Task objective:
From the entries below, gather every line containing the string "text".

* start Input records *

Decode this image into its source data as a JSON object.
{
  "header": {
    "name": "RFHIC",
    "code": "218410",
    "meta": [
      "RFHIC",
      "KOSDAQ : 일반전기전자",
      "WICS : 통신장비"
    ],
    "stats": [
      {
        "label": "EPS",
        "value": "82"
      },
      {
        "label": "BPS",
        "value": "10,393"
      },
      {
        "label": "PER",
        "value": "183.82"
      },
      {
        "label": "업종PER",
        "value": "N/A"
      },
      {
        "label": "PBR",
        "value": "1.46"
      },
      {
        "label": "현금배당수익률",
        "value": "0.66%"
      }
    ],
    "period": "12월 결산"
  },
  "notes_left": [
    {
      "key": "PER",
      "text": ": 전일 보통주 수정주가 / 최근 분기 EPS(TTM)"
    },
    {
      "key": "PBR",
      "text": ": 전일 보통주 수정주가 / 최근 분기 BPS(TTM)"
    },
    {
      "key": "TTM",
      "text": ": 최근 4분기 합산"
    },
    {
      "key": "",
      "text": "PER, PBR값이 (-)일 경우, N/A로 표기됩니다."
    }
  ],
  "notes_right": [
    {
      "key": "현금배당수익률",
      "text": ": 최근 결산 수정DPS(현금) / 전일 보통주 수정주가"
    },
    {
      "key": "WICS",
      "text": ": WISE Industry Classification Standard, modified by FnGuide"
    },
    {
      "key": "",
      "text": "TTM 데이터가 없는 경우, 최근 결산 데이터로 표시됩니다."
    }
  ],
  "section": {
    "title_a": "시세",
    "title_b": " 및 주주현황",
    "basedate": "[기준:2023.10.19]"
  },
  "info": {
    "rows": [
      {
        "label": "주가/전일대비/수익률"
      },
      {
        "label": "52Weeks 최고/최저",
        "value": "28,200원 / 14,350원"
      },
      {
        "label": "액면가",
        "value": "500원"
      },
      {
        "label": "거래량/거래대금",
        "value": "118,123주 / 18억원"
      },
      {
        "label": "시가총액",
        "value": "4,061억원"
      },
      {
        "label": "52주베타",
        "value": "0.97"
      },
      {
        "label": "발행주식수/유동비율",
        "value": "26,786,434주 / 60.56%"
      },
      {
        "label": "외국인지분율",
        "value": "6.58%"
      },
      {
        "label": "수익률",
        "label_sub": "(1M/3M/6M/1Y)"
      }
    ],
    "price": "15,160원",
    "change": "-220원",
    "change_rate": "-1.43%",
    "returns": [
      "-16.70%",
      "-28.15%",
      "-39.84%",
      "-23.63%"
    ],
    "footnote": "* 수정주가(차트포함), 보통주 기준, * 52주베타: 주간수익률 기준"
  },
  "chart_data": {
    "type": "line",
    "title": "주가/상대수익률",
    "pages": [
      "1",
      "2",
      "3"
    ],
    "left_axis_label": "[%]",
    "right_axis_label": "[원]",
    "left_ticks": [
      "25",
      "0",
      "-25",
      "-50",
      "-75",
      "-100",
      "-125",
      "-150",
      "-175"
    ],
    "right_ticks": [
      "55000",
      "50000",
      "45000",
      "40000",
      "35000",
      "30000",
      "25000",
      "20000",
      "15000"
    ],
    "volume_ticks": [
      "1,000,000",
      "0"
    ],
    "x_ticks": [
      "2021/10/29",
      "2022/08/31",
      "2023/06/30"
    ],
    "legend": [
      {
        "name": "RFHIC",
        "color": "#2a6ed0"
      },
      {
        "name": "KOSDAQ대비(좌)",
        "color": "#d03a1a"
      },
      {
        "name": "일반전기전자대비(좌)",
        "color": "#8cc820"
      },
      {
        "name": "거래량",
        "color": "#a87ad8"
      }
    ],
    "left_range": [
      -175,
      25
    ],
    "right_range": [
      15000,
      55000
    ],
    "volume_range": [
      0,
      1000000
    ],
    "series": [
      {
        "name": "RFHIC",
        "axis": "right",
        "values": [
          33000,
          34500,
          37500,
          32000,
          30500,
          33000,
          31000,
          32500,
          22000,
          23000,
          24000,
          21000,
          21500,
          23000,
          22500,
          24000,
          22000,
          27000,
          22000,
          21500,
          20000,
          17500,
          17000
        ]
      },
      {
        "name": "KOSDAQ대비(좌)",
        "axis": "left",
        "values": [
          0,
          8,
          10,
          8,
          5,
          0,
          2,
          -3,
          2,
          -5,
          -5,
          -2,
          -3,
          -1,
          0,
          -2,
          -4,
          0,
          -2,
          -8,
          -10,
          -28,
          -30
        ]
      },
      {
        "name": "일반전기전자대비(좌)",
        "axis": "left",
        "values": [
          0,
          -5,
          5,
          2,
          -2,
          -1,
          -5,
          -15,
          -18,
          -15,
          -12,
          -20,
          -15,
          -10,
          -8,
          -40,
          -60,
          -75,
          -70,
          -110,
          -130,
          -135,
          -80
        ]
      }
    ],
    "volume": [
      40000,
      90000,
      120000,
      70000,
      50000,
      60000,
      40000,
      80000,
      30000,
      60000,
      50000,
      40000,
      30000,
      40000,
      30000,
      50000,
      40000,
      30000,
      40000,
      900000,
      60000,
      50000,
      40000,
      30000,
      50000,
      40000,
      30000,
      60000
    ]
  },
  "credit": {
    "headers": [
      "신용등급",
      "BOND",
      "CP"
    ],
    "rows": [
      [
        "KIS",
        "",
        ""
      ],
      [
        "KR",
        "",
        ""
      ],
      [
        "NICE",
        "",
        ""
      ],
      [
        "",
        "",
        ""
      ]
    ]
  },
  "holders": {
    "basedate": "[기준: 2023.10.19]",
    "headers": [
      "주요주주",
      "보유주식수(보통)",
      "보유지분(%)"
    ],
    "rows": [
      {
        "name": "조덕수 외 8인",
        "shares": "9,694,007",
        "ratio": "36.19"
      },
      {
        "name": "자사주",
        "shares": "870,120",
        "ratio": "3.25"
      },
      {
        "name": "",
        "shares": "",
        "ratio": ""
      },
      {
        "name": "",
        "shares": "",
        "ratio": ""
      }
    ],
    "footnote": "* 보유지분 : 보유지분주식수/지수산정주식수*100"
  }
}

* end Input records *

Response to the task:
      "text": ": 전일 보통주 수정주가 / 최근 분기 EPS(TTM)"
      "text": ": 전일 보통주 수정주가 / 최근 분기 BPS(TTM)"
      "text": ": 최근 4분기 합산"
      "text": "PER, PBR값이 (-)일 경우, N/A로 표기됩니다."
      "text": ": 최근 결산 수정DPS(현금) / 전일 보통주 수정주가"
      "text": ": WISE Industry Classification Standard, modified by FnGuide"
      "text": "TTM 데이터가 없는 경우, 최근 결산 데이터로 표시됩니다."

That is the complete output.